# WHAT YOU NEED TO DO
Take every line where the string "panel" appears and copy it.

##### EXERCISE MATERIALS #####

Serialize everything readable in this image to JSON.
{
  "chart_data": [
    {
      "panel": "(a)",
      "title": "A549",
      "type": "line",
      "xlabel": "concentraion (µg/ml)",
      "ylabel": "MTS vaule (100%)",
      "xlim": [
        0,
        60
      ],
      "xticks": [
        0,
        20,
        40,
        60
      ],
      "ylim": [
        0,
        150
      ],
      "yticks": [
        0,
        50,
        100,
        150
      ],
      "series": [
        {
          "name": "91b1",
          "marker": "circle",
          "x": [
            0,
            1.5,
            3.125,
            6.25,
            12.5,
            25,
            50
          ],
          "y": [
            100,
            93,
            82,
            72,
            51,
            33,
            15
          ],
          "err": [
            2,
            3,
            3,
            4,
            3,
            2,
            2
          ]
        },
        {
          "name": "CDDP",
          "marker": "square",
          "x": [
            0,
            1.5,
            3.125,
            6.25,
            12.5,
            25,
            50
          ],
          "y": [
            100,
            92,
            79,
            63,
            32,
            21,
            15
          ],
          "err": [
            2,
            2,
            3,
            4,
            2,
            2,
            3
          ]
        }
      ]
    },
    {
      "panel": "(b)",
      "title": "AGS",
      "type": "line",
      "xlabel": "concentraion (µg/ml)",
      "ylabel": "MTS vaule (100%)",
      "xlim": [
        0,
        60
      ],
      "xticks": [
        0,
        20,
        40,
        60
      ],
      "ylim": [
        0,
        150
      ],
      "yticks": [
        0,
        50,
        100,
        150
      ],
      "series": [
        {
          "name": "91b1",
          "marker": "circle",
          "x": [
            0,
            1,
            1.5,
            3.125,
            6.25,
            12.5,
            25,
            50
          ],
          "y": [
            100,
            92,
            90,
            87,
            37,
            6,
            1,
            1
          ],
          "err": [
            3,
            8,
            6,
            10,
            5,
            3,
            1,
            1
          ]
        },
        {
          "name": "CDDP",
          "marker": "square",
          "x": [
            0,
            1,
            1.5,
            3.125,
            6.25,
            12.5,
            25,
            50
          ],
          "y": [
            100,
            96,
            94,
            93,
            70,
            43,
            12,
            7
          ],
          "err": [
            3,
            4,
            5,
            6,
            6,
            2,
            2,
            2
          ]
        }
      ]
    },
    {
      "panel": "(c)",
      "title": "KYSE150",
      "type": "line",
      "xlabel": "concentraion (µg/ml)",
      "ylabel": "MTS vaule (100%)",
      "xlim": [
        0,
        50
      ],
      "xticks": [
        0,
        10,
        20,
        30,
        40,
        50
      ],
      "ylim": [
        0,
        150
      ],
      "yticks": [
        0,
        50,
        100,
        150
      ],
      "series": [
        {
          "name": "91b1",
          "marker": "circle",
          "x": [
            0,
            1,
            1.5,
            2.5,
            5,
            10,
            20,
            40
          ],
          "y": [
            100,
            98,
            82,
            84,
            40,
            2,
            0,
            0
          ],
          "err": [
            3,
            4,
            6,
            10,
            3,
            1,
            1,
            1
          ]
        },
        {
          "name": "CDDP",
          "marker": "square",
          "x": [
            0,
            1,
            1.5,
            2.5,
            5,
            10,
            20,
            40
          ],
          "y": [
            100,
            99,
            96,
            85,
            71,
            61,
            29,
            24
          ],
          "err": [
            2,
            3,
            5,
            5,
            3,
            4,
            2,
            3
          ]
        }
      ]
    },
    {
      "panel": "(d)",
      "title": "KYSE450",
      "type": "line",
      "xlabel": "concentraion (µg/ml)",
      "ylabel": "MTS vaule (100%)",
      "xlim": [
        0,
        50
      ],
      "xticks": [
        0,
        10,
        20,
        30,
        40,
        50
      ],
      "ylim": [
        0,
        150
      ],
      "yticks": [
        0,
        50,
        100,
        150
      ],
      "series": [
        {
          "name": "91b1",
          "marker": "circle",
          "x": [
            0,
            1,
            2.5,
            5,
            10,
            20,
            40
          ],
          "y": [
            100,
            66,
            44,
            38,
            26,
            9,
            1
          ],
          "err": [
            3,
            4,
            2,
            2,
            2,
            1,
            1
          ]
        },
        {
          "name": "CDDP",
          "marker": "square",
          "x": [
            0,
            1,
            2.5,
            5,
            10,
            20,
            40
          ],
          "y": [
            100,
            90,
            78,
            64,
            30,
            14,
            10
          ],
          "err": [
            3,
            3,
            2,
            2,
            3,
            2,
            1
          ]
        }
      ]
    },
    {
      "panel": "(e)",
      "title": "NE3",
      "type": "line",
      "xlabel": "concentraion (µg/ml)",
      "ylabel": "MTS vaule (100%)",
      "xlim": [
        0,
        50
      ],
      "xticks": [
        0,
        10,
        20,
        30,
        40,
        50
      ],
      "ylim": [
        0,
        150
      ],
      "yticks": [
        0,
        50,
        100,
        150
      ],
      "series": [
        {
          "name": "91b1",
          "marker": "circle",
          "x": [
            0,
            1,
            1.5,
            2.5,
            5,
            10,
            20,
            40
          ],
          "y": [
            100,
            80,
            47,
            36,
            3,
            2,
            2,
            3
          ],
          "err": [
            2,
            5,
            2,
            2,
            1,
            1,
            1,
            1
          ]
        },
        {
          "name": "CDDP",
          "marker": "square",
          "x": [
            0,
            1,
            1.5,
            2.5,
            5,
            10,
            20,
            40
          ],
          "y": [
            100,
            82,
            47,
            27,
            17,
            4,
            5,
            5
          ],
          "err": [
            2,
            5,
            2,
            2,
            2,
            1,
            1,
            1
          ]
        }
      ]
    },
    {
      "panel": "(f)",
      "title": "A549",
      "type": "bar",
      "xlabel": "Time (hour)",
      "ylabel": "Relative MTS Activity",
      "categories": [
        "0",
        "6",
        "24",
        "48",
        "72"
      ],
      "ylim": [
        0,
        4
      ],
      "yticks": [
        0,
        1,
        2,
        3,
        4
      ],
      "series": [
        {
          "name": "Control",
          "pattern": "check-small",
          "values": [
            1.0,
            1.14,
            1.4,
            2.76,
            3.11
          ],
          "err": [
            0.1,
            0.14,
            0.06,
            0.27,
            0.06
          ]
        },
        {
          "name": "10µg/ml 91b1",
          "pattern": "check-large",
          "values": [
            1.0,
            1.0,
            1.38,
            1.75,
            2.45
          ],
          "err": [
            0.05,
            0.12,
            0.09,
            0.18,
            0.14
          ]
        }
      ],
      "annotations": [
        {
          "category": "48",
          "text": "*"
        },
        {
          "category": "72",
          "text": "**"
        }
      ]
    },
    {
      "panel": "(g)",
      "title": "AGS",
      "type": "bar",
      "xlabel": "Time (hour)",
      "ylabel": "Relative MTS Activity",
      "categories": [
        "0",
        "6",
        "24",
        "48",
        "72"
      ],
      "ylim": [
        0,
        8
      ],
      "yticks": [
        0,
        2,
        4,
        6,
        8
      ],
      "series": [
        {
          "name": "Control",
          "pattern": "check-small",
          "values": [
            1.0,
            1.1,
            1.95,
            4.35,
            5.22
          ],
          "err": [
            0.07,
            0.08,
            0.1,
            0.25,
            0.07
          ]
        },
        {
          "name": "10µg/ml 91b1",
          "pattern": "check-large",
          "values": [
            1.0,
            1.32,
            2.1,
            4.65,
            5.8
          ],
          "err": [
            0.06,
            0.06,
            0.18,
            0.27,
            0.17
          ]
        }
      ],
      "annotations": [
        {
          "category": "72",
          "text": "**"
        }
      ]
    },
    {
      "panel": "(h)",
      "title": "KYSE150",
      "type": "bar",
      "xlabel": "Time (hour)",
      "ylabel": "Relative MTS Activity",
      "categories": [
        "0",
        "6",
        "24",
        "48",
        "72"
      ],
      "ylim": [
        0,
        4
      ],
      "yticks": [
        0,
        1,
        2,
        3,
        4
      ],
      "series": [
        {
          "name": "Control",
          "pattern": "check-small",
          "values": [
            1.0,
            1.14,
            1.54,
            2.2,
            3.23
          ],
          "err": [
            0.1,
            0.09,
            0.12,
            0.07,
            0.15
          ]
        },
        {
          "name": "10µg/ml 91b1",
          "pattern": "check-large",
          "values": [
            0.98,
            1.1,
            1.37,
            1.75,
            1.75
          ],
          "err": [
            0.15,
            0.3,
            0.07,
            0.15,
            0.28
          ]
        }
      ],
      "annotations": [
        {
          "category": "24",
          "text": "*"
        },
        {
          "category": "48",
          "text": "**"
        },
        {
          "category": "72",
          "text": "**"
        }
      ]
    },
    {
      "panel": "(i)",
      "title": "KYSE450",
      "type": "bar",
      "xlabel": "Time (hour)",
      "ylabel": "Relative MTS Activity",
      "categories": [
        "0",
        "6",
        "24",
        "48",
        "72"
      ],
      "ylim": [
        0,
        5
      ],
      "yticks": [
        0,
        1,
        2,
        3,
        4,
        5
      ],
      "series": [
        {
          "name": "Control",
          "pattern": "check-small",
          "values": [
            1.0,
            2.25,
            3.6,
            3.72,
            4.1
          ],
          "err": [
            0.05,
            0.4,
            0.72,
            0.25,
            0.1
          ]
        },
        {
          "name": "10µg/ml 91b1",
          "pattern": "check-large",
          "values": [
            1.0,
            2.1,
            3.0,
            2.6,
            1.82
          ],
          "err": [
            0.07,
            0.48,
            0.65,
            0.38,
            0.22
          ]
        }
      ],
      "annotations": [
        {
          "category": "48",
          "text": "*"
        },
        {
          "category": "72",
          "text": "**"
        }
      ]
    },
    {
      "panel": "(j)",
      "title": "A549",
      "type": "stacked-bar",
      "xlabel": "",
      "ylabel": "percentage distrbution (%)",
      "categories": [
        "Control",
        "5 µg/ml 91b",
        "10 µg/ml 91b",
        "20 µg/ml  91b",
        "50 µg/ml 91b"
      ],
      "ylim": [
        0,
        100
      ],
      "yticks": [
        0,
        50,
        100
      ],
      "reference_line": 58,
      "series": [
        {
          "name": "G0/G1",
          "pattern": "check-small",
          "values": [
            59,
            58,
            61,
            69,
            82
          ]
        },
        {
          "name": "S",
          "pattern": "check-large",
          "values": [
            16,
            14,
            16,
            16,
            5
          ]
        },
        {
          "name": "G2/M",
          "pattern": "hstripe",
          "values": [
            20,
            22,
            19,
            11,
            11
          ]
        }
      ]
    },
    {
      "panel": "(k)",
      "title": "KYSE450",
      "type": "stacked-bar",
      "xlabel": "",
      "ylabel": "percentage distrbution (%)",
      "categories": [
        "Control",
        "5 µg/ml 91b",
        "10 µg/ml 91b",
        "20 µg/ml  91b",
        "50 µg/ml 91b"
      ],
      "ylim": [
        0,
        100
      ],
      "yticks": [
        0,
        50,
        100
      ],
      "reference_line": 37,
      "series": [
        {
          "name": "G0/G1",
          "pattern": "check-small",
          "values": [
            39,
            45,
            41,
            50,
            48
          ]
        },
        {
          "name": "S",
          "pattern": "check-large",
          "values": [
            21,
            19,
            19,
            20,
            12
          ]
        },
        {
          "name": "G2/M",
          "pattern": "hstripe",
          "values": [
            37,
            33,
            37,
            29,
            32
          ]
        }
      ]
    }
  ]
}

#####

# FINAL RESULT
      "panel": "(a)",
      "panel": "(b)",
      "panel": "(c)",
      "panel": "(d)",
      "panel": "(e)",
      "panel": "(f)",
      "panel": "(g)",
      "panel": "(h)",
      "panel": "(i)",
      "panel": "(j)",
      "panel": "(k)",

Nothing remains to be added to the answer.